The exercise: Leaving out the pictures, please retype each record exactly.

** Begin Dataset **

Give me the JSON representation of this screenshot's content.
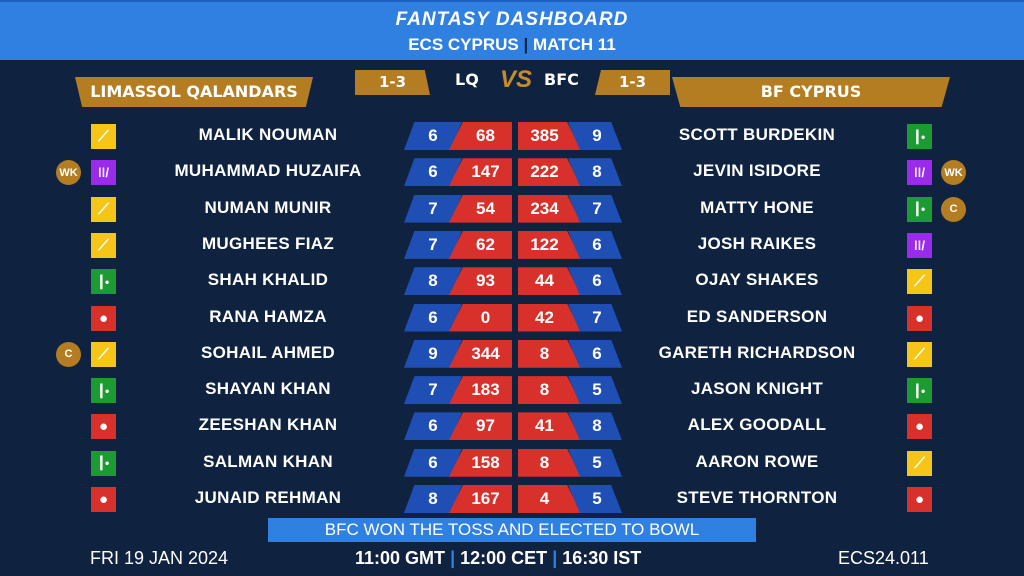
{
  "header": {
    "title": "FANTASY DASHBOARD",
    "league": "ECS CYPRUS",
    "match": "MATCH 11"
  },
  "teams": {
    "left": {
      "name": "LIMASSOL QALANDARS",
      "abbr": "LQ",
      "score": "1-3"
    },
    "right": {
      "name": "BF CYPRUS",
      "abbr": "BFC",
      "score": "1-3"
    },
    "vs": "VS"
  },
  "colors": {
    "header": "#2f80e0",
    "background": "#0f2341",
    "gold": "#b57d22",
    "stat_blue": "#1f4fb5",
    "stat_red": "#d8302a",
    "batter": "#f5c518",
    "wicketkeeper": "#9b2bea",
    "allrounder": "#1c9b32",
    "bowler": "#d8302a"
  },
  "left_players": [
    {
      "name": "MALIK NOUMAN",
      "role": "batter",
      "badge": "",
      "a": "6",
      "b": "68"
    },
    {
      "name": "MUHAMMAD HUZAIFA",
      "role": "wicketkeeper",
      "badge": "WK",
      "a": "6",
      "b": "147"
    },
    {
      "name": "NUMAN MUNIR",
      "role": "batter",
      "badge": "",
      "a": "7",
      "b": "54"
    },
    {
      "name": "MUGHEES FIAZ",
      "role": "batter",
      "badge": "",
      "a": "7",
      "b": "62"
    },
    {
      "name": "SHAH KHALID",
      "role": "allrounder",
      "badge": "",
      "a": "8",
      "b": "93"
    },
    {
      "name": "RANA HAMZA",
      "role": "bowler",
      "badge": "",
      "a": "6",
      "b": "0"
    },
    {
      "name": "SOHAIL AHMED",
      "role": "batter",
      "badge": "C",
      "a": "9",
      "b": "344"
    },
    {
      "name": "SHAYAN KHAN",
      "role": "allrounder",
      "badge": "",
      "a": "7",
      "b": "183"
    },
    {
      "name": "ZEESHAN KHAN",
      "role": "bowler",
      "badge": "",
      "a": "6",
      "b": "97"
    },
    {
      "name": "SALMAN KHAN",
      "role": "allrounder",
      "badge": "",
      "a": "6",
      "b": "158"
    },
    {
      "name": "JUNAID REHMAN",
      "role": "bowler",
      "badge": "",
      "a": "8",
      "b": "167"
    }
  ],
  "right_players": [
    {
      "name": "SCOTT BURDEKIN",
      "role": "allrounder",
      "badge": "",
      "a": "385",
      "b": "9"
    },
    {
      "name": "JEVIN ISIDORE",
      "role": "wicketkeeper",
      "badge": "WK",
      "a": "222",
      "b": "8"
    },
    {
      "name": "MATTY HONE",
      "role": "allrounder",
      "badge": "C",
      "a": "234",
      "b": "7"
    },
    {
      "name": "JOSH RAIKES",
      "role": "wicketkeeper",
      "badge": "",
      "a": "122",
      "b": "6"
    },
    {
      "name": "OJAY SHAKES",
      "role": "batter",
      "badge": "",
      "a": "44",
      "b": "6"
    },
    {
      "name": "ED SANDERSON",
      "role": "bowler",
      "badge": "",
      "a": "42",
      "b": "7"
    },
    {
      "name": "GARETH RICHARDSON",
      "role": "batter",
      "badge": "",
      "a": "8",
      "b": "6"
    },
    {
      "name": "JASON KNIGHT",
      "role": "allrounder",
      "badge": "",
      "a": "8",
      "b": "5"
    },
    {
      "name": "ALEX GOODALL",
      "role": "bowler",
      "badge": "",
      "a": "41",
      "b": "8"
    },
    {
      "name": "AARON ROWE",
      "role": "batter",
      "badge": "",
      "a": "8",
      "b": "5"
    },
    {
      "name": "STEVE THORNTON",
      "role": "bowler",
      "badge": "",
      "a": "4",
      "b": "5"
    }
  ],
  "footer": {
    "toss": "BFC WON THE TOSS AND ELECTED TO BOWL",
    "date": "FRI 19 JAN 2024",
    "time_gmt": "11:00 GMT",
    "time_cet": "12:00 CET",
    "time_ist": "16:30 IST",
    "code": "ECS24.011"
  }
}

** End Dataset **

Task answer:
Give me the JSON representation of this screenshot's content.
{
  "header": {
    "title": "FANTASY DASHBOARD",
    "league": "ECS CYPRUS",
    "match": "MATCH 11"
  },
  "teams": {
    "left": {
      "name": "LIMASSOL QALANDARS",
      "abbr": "LQ",
      "score": "1-3"
    },
    "right": {
      "name": "BF CYPRUS",
      "abbr": "BFC",
      "score": "1-3"
    },
    "vs": "VS"
  },
  "colors": {
    "header": "#2f80e0",
    "background": "#0f2341",
    "gold": "#b57d22",
    "stat_blue": "#1f4fb5",
    "stat_red": "#d8302a",
    "batter": "#f5c518",
    "wicketkeeper": "#9b2bea",
    "allrounder": "#1c9b32",
    "bowler": "#d8302a"
  },
  "left_players": [
    {
      "name": "MALIK NOUMAN",
      "role": "batter",
      "badge": "",
      "a": "6",
      "b": "68"
    },
    {
      "name": "MUHAMMAD HUZAIFA",
      "role": "wicketkeeper",
      "badge": "WK",
      "a": "6",
      "b": "147"
    },
    {
      "name": "NUMAN MUNIR",
      "role": "batter",
      "badge": "",
      "a": "7",
      "b": "54"
    },
    {
      "name": "MUGHEES FIAZ",
      "role": "batter",
      "badge": "",
      "a": "7",
      "b": "62"
    },
    {
      "name": "SHAH KHALID",
      "role": "allrounder",
      "badge": "",
      "a": "8",
      "b": "93"
    },
    {
      "name": "RANA HAMZA",
      "role": "bowler",
      "badge": "",
      "a": "6",
      "b": "0"
    },
    {
      "name": "SOHAIL AHMED",
      "role": "batter",
      "badge": "C",
      "a": "9",
      "b": "344"
    },
    {
      "name": "SHAYAN KHAN",
      "role": "allrounder",
      "badge": "",
      "a": "7",
      "b": "183"
    },
    {
      "name": "ZEESHAN KHAN",
      "role": "bowler",
      "badge": "",
      "a": "6",
      "b": "97"
    },
    {
      "name": "SALMAN KHAN",
      "role": "allrounder",
      "badge": "",
      "a": "6",
      "b": "158"
    },
    {
      "name": "JUNAID REHMAN",
      "role": "bowler",
      "badge": "",
      "a": "8",
      "b": "167"
    }
  ],
  "right_players": [
    {
      "name": "SCOTT BURDEKIN",
      "role": "allrounder",
      "badge": "",
      "a": "385",
      "b": "9"
    },
    {
      "name": "JEVIN ISIDORE",
      "role": "wicketkeeper",
      "badge": "WK",
      "a": "222",
      "b": "8"
    },
    {
      "name": "MATTY HONE",
      "role": "allrounder",
      "badge": "C",
      "a": "234",
      "b": "7"
    },
    {
      "name": "JOSH RAIKES",
      "role": "wicketkeeper",
      "badge": "",
      "a": "122",
      "b": "6"
    },
    {
      "name": "OJAY SHAKES",
      "role": "batter",
      "badge": "",
      "a": "44",
      "b": "6"
    },
    {
      "name": "ED SANDERSON",
      "role": "bowler",
      "badge": "",
      "a": "42",
      "b": "7"
    },
    {
      "name": "GARETH RICHARDSON",
      "role": "batter",
      "badge": "",
      "a": "8",
      "b": "6"
    },
    {
      "name": "JASON KNIGHT",
      "role": "allrounder",
      "badge": "",
      "a": "8",
      "b": "5"
    },
    {
      "name": "ALEX GOODALL",
      "role": "bowler",
      "badge": "",
      "a": "41",
      "b": "8"
    },
    {
      "name": "AARON ROWE",
      "role": "batter",
      "badge": "",
      "a": "8",
      "b": "5"
    },
    {
      "name": "STEVE THORNTON",
      "role": "bowler",
      "badge": "",
      "a": "4",
      "b": "5"
    }
  ],
  "footer": {
    "toss": "BFC WON THE TOSS AND ELECTED TO BOWL",
    "date": "FRI 19 JAN 2024",
    "time_gmt": "11:00 GMT",
    "time_cet": "12:00 CET",
    "time_ist": "16:30 IST",
    "code": "ECS24.011"
  }
}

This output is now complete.